[Stated goal] Output, without any changes, the lines of the data below that run from the line containing "List every element" through the line containing "- cell-percent: 18.1: [738, 453, 901, 476]", with both of those lines included.

┄┄┄┄┄┄┄┄┄┄

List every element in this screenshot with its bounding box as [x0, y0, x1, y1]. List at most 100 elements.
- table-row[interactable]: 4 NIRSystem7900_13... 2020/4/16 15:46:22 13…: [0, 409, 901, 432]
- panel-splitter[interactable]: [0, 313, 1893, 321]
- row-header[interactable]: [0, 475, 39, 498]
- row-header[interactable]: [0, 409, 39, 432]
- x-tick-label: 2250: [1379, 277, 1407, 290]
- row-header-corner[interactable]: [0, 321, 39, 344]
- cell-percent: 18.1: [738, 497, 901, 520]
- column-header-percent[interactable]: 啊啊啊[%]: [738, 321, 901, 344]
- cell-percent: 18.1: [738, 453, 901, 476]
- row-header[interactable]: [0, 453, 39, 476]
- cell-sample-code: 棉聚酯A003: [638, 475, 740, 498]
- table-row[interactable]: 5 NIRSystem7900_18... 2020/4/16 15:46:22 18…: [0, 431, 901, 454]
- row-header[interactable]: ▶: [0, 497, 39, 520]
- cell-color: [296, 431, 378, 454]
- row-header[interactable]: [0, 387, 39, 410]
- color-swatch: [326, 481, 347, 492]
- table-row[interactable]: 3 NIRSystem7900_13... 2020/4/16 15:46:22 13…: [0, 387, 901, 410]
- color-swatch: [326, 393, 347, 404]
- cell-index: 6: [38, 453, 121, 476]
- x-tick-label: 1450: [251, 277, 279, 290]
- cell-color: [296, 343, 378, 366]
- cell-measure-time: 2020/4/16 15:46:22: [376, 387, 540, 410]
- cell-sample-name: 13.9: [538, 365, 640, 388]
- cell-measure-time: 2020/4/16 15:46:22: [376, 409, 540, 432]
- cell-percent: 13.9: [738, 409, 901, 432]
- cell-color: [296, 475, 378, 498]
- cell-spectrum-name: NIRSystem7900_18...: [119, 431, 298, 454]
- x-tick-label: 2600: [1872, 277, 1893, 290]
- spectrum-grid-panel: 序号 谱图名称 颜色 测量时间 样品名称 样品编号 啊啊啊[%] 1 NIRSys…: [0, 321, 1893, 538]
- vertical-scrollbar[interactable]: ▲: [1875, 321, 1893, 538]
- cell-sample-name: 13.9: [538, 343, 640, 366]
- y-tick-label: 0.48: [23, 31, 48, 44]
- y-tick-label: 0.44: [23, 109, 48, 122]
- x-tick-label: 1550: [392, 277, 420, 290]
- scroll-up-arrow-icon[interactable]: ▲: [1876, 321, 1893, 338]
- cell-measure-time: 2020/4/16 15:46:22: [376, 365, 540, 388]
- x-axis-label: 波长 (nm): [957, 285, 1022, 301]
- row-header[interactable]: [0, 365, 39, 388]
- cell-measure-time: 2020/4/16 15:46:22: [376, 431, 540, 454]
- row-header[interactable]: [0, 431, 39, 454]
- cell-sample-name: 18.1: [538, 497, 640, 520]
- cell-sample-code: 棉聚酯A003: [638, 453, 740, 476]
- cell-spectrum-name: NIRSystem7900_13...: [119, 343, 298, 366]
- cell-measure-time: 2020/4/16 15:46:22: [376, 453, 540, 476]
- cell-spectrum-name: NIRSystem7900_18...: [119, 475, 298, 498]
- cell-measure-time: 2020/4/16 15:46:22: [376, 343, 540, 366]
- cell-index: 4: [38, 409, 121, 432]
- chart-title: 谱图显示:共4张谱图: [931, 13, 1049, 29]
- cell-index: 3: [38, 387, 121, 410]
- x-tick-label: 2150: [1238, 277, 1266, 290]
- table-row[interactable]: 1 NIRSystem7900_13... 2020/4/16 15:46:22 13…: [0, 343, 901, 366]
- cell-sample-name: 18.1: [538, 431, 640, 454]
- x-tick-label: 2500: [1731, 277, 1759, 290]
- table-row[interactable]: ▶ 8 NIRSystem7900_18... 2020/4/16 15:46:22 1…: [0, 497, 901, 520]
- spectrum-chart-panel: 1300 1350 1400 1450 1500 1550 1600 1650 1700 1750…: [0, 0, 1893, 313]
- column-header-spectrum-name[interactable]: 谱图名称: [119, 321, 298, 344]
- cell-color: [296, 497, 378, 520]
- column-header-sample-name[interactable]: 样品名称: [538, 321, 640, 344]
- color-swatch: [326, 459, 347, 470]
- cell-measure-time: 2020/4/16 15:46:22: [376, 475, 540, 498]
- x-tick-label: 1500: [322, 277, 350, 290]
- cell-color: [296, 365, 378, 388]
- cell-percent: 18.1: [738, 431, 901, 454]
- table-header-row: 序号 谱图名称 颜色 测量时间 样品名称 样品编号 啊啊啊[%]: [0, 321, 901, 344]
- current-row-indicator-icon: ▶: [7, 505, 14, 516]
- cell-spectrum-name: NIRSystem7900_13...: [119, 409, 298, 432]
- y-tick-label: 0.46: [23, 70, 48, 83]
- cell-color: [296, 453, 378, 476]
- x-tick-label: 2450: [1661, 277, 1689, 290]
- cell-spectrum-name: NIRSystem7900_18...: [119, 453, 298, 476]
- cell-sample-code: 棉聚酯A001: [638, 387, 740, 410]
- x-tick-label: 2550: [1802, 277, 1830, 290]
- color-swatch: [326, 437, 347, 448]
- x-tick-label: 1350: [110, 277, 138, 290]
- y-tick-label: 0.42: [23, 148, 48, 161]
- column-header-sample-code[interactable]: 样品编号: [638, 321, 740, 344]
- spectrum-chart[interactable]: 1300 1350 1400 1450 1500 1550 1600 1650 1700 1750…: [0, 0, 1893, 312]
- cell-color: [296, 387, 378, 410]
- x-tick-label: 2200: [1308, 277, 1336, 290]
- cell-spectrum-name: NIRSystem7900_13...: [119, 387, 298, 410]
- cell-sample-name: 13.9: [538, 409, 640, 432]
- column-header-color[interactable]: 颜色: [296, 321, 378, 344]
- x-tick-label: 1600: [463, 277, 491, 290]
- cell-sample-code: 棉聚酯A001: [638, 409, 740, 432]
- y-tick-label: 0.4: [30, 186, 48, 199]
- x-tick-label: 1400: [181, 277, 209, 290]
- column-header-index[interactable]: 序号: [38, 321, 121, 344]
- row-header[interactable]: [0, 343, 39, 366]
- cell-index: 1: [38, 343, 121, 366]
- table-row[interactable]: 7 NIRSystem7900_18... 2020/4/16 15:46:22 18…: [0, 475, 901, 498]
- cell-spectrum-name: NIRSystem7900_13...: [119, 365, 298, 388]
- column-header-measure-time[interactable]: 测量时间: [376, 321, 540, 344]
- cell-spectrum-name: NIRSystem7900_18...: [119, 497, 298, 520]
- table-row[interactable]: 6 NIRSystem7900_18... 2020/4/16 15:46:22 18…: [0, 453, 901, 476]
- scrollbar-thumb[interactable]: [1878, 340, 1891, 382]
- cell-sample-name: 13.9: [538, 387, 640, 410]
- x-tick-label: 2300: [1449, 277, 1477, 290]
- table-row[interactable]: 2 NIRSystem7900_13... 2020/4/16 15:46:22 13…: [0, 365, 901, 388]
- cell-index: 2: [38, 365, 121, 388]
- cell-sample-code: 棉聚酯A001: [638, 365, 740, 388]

┄┄┄┄┄┄┄┄┄┄

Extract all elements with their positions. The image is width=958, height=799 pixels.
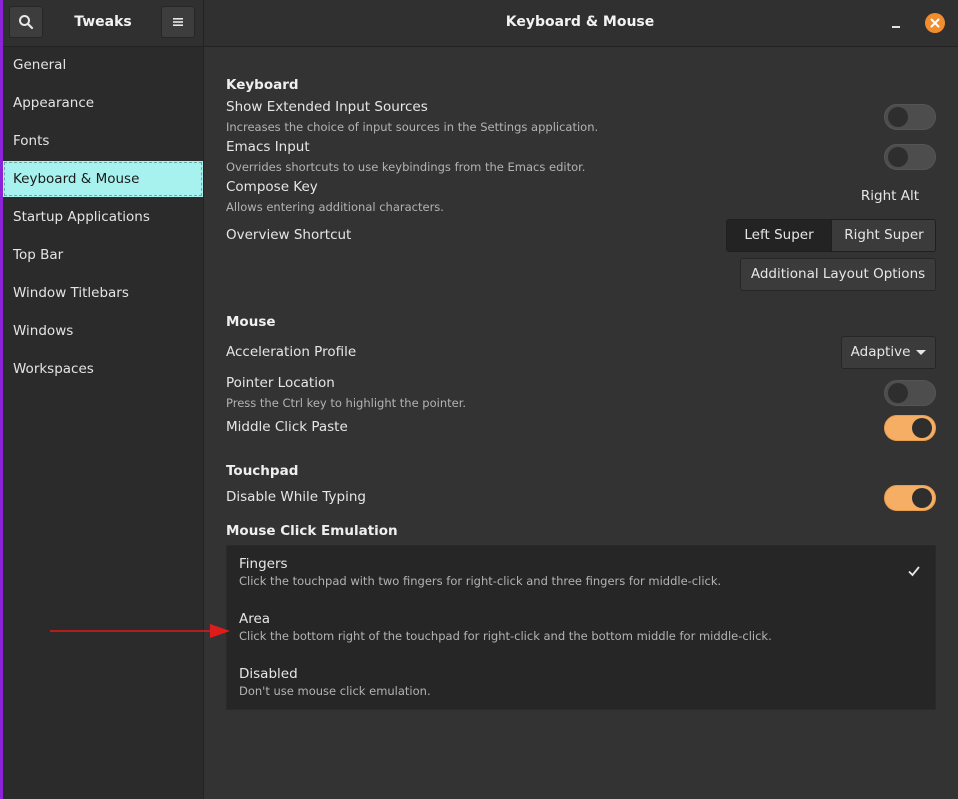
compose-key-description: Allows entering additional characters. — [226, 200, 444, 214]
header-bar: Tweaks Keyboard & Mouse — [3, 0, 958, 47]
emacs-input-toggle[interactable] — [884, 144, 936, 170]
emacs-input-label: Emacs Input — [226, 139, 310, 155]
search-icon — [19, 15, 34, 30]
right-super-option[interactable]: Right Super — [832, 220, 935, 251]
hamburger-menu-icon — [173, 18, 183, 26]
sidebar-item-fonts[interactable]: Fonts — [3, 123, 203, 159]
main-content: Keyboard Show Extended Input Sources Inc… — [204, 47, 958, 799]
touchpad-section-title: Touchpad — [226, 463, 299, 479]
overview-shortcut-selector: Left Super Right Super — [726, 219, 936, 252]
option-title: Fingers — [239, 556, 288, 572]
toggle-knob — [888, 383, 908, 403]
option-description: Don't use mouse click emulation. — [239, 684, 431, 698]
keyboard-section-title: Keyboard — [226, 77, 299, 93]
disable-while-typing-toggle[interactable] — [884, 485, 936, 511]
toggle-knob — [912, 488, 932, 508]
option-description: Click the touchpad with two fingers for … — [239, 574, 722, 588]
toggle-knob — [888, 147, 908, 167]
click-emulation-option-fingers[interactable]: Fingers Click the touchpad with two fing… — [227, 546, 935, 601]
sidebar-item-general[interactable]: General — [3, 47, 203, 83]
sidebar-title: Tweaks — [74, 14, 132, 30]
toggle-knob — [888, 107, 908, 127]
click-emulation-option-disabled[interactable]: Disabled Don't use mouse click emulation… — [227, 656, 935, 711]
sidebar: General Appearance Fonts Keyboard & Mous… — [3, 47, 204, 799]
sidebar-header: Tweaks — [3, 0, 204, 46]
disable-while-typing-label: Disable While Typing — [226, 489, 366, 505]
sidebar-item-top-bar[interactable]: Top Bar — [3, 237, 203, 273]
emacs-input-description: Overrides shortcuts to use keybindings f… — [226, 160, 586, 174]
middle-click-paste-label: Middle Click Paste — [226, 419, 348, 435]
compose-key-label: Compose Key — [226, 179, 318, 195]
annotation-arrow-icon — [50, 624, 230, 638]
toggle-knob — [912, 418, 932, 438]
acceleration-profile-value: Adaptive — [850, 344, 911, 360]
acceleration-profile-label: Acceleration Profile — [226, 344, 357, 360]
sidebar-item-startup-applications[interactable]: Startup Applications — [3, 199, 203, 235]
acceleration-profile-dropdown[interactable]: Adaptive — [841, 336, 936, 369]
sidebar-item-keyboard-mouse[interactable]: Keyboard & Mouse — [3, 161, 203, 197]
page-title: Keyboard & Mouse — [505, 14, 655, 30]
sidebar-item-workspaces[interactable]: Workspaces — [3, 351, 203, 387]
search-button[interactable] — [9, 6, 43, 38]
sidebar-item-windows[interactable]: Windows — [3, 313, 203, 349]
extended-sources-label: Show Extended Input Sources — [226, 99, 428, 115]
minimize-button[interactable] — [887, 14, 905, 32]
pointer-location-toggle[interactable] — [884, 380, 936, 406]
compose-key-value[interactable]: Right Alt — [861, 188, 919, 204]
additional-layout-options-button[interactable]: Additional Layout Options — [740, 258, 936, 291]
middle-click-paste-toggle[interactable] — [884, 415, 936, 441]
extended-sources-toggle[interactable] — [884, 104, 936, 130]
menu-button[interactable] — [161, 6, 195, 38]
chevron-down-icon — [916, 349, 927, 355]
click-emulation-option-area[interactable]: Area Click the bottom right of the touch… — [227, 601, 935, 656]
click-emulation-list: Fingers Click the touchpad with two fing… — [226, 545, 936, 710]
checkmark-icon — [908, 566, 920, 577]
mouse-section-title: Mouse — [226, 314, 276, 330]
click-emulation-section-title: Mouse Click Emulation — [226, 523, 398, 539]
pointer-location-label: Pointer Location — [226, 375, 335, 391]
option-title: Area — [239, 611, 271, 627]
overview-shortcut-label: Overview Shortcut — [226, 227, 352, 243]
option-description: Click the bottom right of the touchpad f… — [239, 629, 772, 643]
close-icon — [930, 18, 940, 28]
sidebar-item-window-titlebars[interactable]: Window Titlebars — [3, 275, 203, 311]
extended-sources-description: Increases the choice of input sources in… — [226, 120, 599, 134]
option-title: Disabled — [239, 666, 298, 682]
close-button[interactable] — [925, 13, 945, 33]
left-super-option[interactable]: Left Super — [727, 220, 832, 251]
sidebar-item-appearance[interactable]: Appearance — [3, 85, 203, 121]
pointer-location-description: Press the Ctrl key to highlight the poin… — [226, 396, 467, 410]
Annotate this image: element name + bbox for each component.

┄┄┄┄┄┄┄┄┄┄

[Expected answer]
List every element in this screenshot with its bounding box as [x0, y0, x1, y1]. List at most 100 elements.
- table-row[interactable]: 4 NIRSystem7900_13... 2020/4/16 15:46:22 13…: [0, 409, 901, 432]
- panel-splitter[interactable]: [0, 313, 1893, 321]
- row-header[interactable]: [0, 475, 39, 498]
- row-header[interactable]: [0, 409, 39, 432]
- x-tick-label: 2250: [1379, 277, 1407, 290]
- row-header-corner[interactable]: [0, 321, 39, 344]
- cell-percent: 18.1: [738, 497, 901, 520]
- column-header-percent[interactable]: 啊啊啊[%]: [738, 321, 901, 344]
- cell-percent: 18.1: [738, 453, 901, 476]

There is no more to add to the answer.